Pick out and copy every line below that has the word "document".

▶ EXERCISE DATA
···

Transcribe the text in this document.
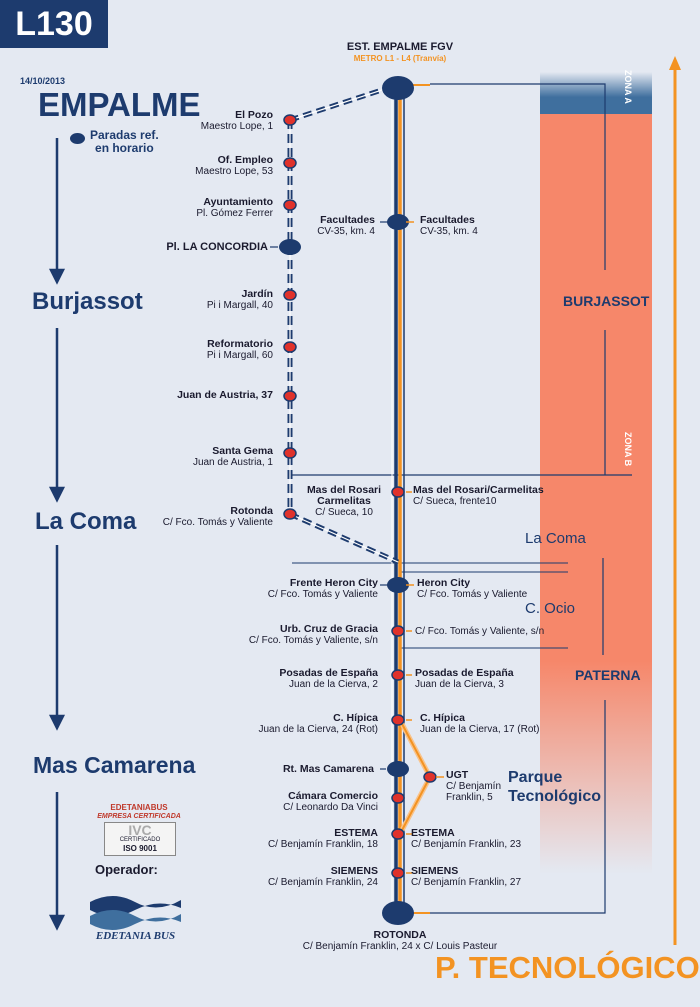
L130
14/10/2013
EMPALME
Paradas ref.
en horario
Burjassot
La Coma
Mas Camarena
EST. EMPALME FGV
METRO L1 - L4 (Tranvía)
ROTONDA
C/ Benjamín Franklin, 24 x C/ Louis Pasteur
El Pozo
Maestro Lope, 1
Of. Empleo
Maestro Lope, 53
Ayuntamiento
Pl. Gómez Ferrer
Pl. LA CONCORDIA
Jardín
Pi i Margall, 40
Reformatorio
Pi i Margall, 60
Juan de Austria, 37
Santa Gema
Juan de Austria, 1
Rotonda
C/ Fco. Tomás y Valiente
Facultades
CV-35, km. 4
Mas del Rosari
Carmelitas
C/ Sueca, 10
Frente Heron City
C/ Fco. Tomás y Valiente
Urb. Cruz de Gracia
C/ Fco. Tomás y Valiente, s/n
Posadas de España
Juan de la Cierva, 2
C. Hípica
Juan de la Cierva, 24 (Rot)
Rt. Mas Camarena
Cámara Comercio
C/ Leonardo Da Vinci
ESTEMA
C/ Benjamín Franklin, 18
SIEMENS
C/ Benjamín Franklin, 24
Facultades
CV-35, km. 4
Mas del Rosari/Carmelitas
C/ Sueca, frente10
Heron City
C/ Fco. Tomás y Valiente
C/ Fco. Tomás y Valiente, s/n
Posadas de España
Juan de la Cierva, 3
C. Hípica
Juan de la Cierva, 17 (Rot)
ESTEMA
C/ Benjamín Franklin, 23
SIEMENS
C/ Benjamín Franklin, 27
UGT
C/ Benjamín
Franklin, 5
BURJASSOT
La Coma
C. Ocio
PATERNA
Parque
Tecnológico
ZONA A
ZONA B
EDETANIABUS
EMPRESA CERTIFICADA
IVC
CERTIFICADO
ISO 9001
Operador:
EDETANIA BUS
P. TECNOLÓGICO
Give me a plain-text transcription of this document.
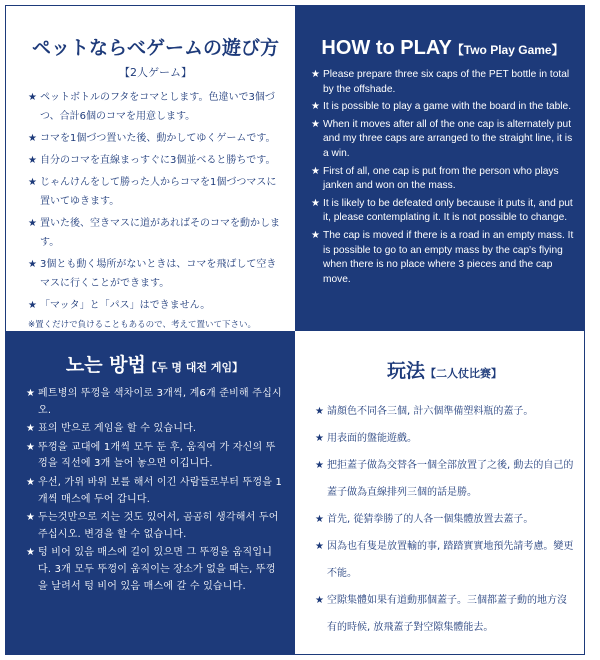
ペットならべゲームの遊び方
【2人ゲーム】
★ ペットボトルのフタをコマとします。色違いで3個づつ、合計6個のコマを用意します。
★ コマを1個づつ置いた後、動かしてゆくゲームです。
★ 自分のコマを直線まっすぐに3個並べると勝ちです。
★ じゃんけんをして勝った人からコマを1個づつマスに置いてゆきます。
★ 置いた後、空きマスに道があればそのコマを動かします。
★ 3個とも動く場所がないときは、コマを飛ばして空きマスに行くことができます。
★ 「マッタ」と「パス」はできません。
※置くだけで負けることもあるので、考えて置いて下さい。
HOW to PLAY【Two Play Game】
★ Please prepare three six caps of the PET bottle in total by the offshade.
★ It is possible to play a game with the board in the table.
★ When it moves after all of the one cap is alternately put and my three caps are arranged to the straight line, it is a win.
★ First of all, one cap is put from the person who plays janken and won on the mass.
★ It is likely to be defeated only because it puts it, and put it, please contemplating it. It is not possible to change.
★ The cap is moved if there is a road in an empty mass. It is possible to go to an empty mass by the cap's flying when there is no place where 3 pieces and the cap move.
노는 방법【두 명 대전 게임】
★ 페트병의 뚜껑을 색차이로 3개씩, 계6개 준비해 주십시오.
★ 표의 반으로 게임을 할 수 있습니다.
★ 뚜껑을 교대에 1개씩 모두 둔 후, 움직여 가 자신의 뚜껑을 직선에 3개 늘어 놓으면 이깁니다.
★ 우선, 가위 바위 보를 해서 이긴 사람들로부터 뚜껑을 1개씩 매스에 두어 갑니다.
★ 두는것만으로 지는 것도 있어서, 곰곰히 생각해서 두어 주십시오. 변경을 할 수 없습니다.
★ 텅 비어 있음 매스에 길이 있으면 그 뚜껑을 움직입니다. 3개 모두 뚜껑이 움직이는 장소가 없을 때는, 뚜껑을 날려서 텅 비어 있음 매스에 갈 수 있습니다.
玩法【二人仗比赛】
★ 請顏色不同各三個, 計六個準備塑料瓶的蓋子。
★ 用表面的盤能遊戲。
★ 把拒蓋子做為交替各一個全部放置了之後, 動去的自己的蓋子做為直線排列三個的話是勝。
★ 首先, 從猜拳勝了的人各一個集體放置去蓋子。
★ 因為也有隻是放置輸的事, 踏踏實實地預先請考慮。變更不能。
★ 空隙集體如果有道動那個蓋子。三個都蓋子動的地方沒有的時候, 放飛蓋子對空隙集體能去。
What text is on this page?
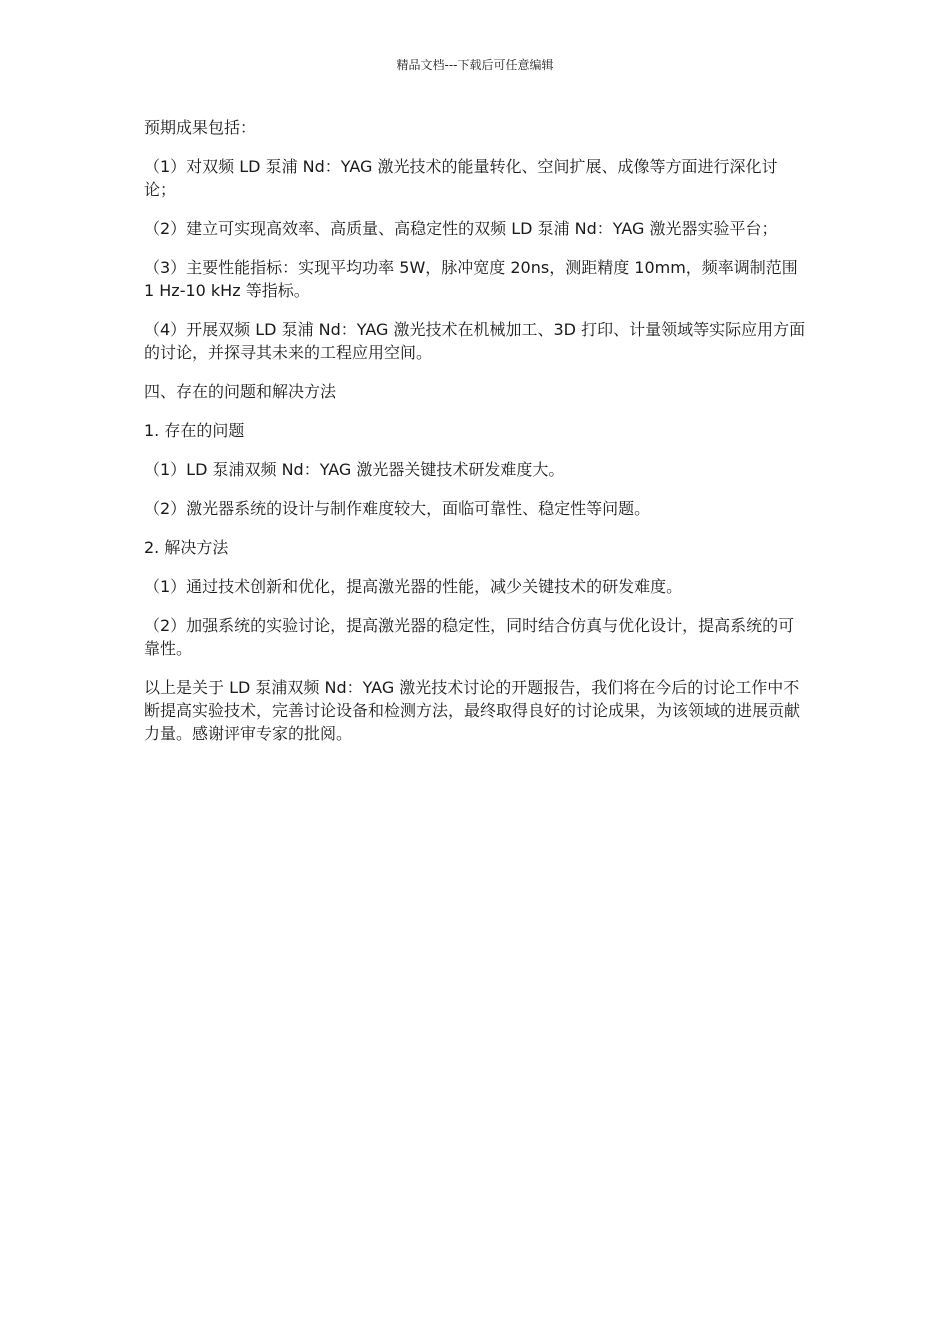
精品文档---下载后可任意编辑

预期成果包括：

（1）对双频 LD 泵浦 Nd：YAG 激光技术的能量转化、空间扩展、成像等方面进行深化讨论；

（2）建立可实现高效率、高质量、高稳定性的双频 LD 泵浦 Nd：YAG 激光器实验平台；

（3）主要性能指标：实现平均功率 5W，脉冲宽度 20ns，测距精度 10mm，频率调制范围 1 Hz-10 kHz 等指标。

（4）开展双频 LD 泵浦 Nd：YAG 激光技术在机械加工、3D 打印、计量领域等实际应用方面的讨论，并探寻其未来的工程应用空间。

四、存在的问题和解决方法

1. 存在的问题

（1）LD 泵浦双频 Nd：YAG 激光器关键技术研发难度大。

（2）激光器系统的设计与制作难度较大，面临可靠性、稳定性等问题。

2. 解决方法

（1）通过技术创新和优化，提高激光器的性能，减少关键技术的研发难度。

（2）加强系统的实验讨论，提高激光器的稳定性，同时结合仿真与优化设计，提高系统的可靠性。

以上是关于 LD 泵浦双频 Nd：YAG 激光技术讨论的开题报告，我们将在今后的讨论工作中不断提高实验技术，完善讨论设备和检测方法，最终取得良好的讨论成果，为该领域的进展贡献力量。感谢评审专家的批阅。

···

▶ REPLY
Transcribe the text in this document.
Give me a plain-text transcription of this document.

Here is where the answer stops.